**Exercise aim**
Every line below that holds the string "Garlic" should be copied out.

:: Input ::

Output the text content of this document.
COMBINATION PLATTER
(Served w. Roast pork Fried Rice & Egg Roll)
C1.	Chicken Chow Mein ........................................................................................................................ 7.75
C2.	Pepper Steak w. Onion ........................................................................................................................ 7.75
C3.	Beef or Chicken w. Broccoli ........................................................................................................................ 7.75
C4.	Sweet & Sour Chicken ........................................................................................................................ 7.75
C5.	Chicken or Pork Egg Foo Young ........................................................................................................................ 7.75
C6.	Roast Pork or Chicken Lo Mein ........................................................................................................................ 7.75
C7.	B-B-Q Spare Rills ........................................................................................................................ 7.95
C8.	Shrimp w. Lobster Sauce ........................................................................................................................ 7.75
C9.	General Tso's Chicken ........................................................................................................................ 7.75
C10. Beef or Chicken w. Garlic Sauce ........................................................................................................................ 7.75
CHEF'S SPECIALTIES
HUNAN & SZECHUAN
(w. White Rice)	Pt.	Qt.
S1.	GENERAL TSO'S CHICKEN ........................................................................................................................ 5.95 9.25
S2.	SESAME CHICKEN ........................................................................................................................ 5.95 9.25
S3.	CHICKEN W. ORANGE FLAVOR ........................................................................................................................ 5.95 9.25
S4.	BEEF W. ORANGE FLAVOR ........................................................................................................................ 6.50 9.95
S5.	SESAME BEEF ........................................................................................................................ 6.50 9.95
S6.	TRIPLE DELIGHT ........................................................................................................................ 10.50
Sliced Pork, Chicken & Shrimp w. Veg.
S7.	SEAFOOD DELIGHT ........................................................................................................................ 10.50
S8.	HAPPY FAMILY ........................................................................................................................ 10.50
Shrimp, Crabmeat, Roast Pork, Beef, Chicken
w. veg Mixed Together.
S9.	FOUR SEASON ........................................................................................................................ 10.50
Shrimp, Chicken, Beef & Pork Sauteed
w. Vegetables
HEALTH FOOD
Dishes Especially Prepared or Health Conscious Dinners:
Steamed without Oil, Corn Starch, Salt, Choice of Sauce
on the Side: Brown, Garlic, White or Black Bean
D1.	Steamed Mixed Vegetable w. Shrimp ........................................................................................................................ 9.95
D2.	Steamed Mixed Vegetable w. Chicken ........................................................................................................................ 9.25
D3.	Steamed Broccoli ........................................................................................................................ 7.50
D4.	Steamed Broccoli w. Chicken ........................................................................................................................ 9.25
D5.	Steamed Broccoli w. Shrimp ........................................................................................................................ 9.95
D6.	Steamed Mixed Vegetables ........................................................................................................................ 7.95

:::

**Response for this exercise**
C10. Beef or Chicken w. Garlic Sauce ........................................................................................................................ 7.75
on the Side: Brown, Garlic, White or Black Bean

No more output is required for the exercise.